— BEGIN Material supplied —

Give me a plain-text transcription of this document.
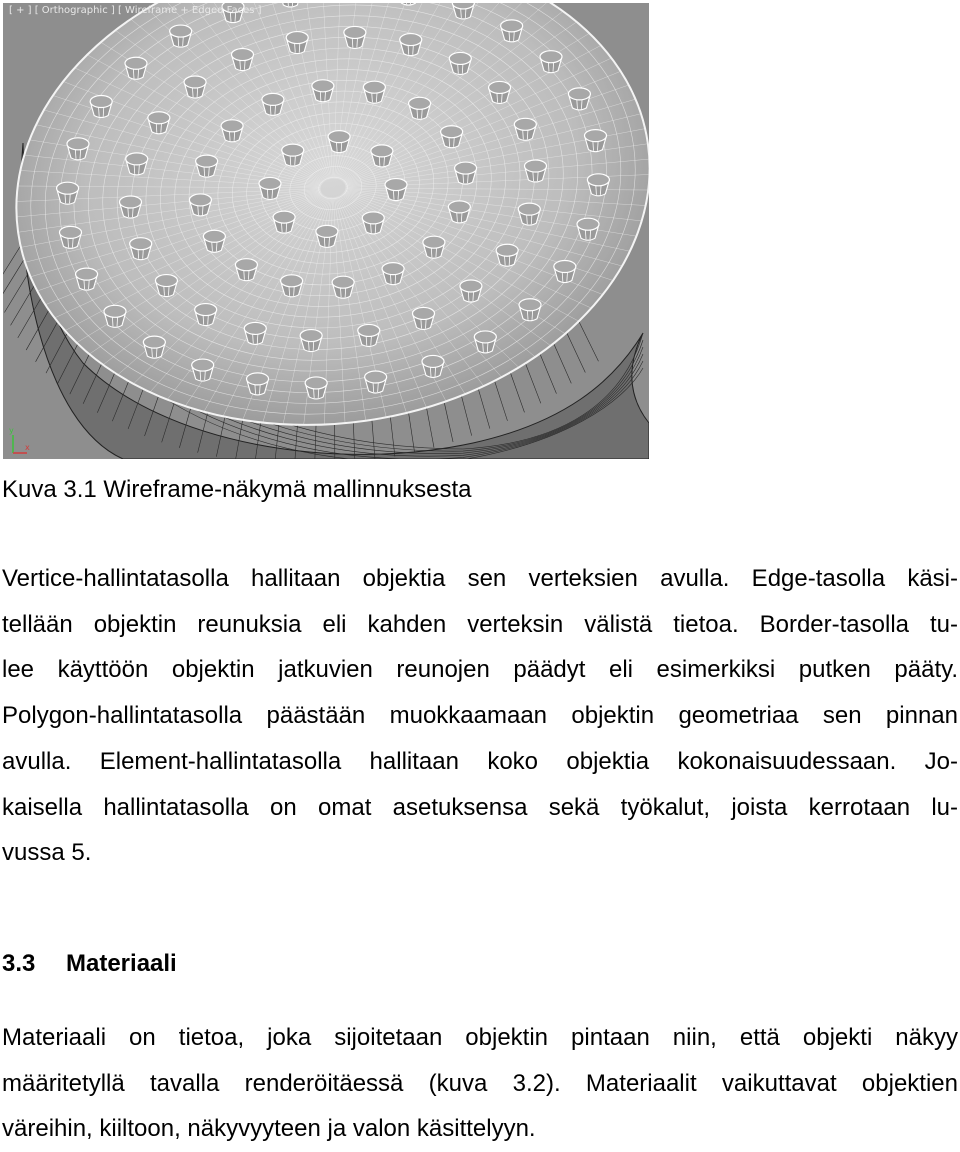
y
x
[ + ] [ Orthographic ] [ Wireframe + Edged Faces ]
Kuva 3.1 Wireframe-näkymä mallinnuksesta
Vertice-hallintatasolla hallitaan objektia sen verteksien avulla. Edge-tasolla käsi-
tellään objektin reunuksia eli kahden verteksin välistä tietoa. Border-tasolla tu-
lee käyttöön objektin jatkuvien reunojen päädyt eli esimerkiksi putken pääty.
Polygon-hallintatasolla päästään muokkaamaan objektin geometriaa sen pinnan
avulla. Element-hallintatasolla hallitaan koko objektia kokonaisuudessaan. Jo-
kaisella hallintatasolla on omat asetuksensa sekä työkalut, joista kerrotaan lu-
vussa 5.
3.3 Materiaali
Materiaali on tietoa, joka sijoitetaan objektin pintaan niin, että objekti näkyy
määritetyllä tavalla renderöitäessä (kuva 3.2). Materiaalit vaikuttavat objektien
väreihin, kiiltoon, näkyvyyteen ja valon käsittelyyn.
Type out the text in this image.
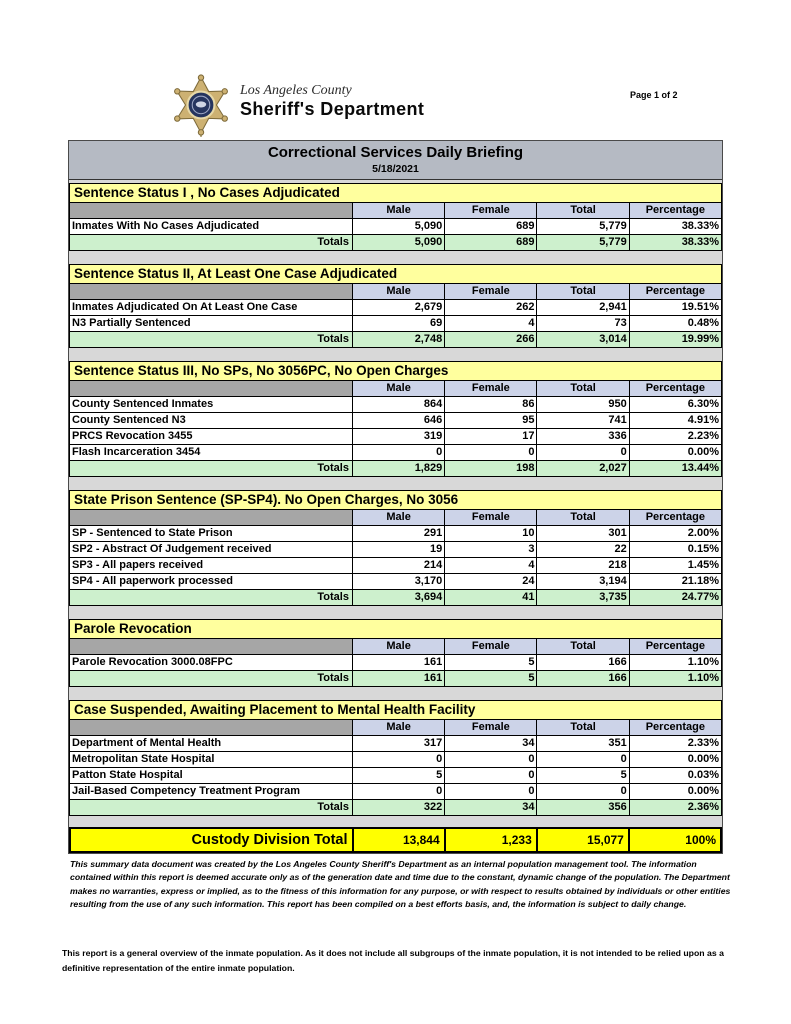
Los Angeles County
Sheriff's Department
Page 1 of 2
Correctional Services Daily Briefing
5/18/2021
Sentence Status I , No Cases Adjudicated
	Male	Female	Total	Percentage
Inmates With No Cases Adjudicated	5,090	689	5,779	38.33%
Totals	5,090	689	5,779	38.33%
Sentence Status II, At Least One Case Adjudicated
	Male	Female	Total	Percentage
Inmates Adjudicated On At Least One Case	2,679	262	2,941	19.51%
N3 Partially Sentenced	69	4	73	0.48%
Totals	2,748	266	3,014	19.99%
Sentence Status III, No SPs, No 3056PC, No Open Charges
	Male	Female	Total	Percentage
County Sentenced Inmates	864	86	950	6.30%
County Sentenced N3	646	95	741	4.91%
PRCS Revocation 3455	319	17	336	2.23%
Flash Incarceration 3454	0	0	0	0.00%
Totals	1,829	198	2,027	13.44%
State Prison Sentence (SP-SP4). No Open Charges, No 3056
	Male	Female	Total	Percentage
SP - Sentenced to State Prison	291	10	301	2.00%
SP2 - Abstract Of Judgement received	19	3	22	0.15%
SP3 - All papers received	214	4	218	1.45%
SP4 - All paperwork processed	3,170	24	3,194	21.18%
Totals	3,694	41	3,735	24.77%
Parole Revocation
	Male	Female	Total	Percentage
Parole Revocation 3000.08FPC	161	5	166	1.10%
Totals	161	5	166	1.10%
Case Suspended, Awaiting Placement to Mental Health Facility
	Male	Female	Total	Percentage
Department of Mental Health	317	34	351	2.33%
Metropolitan State Hospital	0	0	0	0.00%
Patton State Hospital	5	0	5	0.03%
Jail-Based Competency Treatment Program	0	0	0	0.00%
Totals	322	34	356	2.36%
Custody Division Total	13,844	1,233	15,077	100%
This summary data document was created by the Los Angeles County Sheriff's Department as an internal population management tool. The information contained within this report is deemed accurate only as of the generation date and time due to the constant, dynamic change of the population. The Department makes no warranties, express or implied, as to the fitness of this information for any purpose, or with respect to results obtained by individuals or other entities resulting from the use of any such information. This report has been compiled on a best efforts basis, and, the information is subject to daily change.
This report is a general overview of the inmate population. As it does not include all subgroups of the inmate population, it is not intended to be relied upon as a definitive representation of the entire inmate population.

— END Material supplied —

* _What you are asked to do_
In your copy, repeat each record exactly and include no pictures.

* _The result_
Give me a plain-text transcription of this document.
y
x
[ + ] [ Orthographic ] [ Wireframe + Edged Faces ]
Kuva 3.1 Wireframe-näkymä mallinnuksesta
Vertice-hallintatasolla hallitaan objektia sen verteksien avulla. Edge-tasolla käsi-
tellään objektin reunuksia eli kahden verteksin välistä tietoa. Border-tasolla tu-
lee käyttöön objektin jatkuvien reunojen päädyt eli esimerkiksi putken pääty.
Polygon-hallintatasolla päästään muokkaamaan objektin geometriaa sen pinnan
avulla. Element-hallintatasolla hallitaan koko objektia kokonaisuudessaan. Jo-
kaisella hallintatasolla on omat asetuksensa sekä työkalut, joista kerrotaan lu-
vussa 5.
3.3 Materiaali
Materiaali on tietoa, joka sijoitetaan objektin pintaan niin, että objekti näkyy
määritetyllä tavalla renderöitäessä (kuva 3.2). Materiaalit vaikuttavat objektien
väreihin, kiiltoon, näkyvyyteen ja valon käsittelyyn.
Type out the text in this image.
Los Angeles County
Sheriff's Department
Page 1 of 2
Correctional Services Daily Briefing
5/18/2021
Sentence Status I , No Cases Adjudicated
	Male	Female	Total	Percentage
Inmates With No Cases Adjudicated	5,090	689	5,779	38.33%
Totals	5,090	689	5,779	38.33%
Sentence Status II, At Least One Case Adjudicated
	Male	Female	Total	Percentage
Inmates Adjudicated On At Least One Case	2,679	262	2,941	19.51%
N3 Partially Sentenced	69	4	73	0.48%
Totals	2,748	266	3,014	19.99%
Sentence Status III, No SPs, No 3056PC, No Open Charges
	Male	Female	Total	Percentage
County Sentenced Inmates	864	86	950	6.30%
County Sentenced N3	646	95	741	4.91%
PRCS Revocation 3455	319	17	336	2.23%
Flash Incarceration 3454	0	0	0	0.00%
Totals	1,829	198	2,027	13.44%
State Prison Sentence (SP-SP4). No Open Charges, No 3056
	Male	Female	Total	Percentage
SP - Sentenced to State Prison	291	10	301	2.00%
SP2 - Abstract Of Judgement received	19	3	22	0.15%
SP3 - All papers received	214	4	218	1.45%
SP4 - All paperwork processed	3,170	24	3,194	21.18%
Totals	3,694	41	3,735	24.77%
Parole Revocation
	Male	Female	Total	Percentage
Parole Revocation 3000.08FPC	161	5	166	1.10%
Totals	161	5	166	1.10%
Case Suspended, Awaiting Placement to Mental Health Facility
	Male	Female	Total	Percentage
Department of Mental Health	317	34	351	2.33%
Metropolitan State Hospital	0	0	0	0.00%
Patton State Hospital	5	0	5	0.03%
Jail-Based Competency Treatment Program	0	0	0	0.00%
Totals	322	34	356	2.36%
Custody Division Total	13,844	1,233	15,077	100%
This summary data document was created by the Los Angeles County Sheriff's Department as an internal population management tool. The information contained within this report is deemed accurate only as of the generation date and time due to the constant, dynamic change of the population. The Department makes no warranties, express or implied, as to the fitness of this information for any purpose, or with respect to results obtained by individuals or other entities resulting from the use of any such information. This report has been compiled on a best efforts basis, and, the information is subject to daily change.
This report is a general overview of the inmate population. As it does not include all subgroups of the inmate population, it is not intended to be relied upon as a definitive representation of the entire inmate population.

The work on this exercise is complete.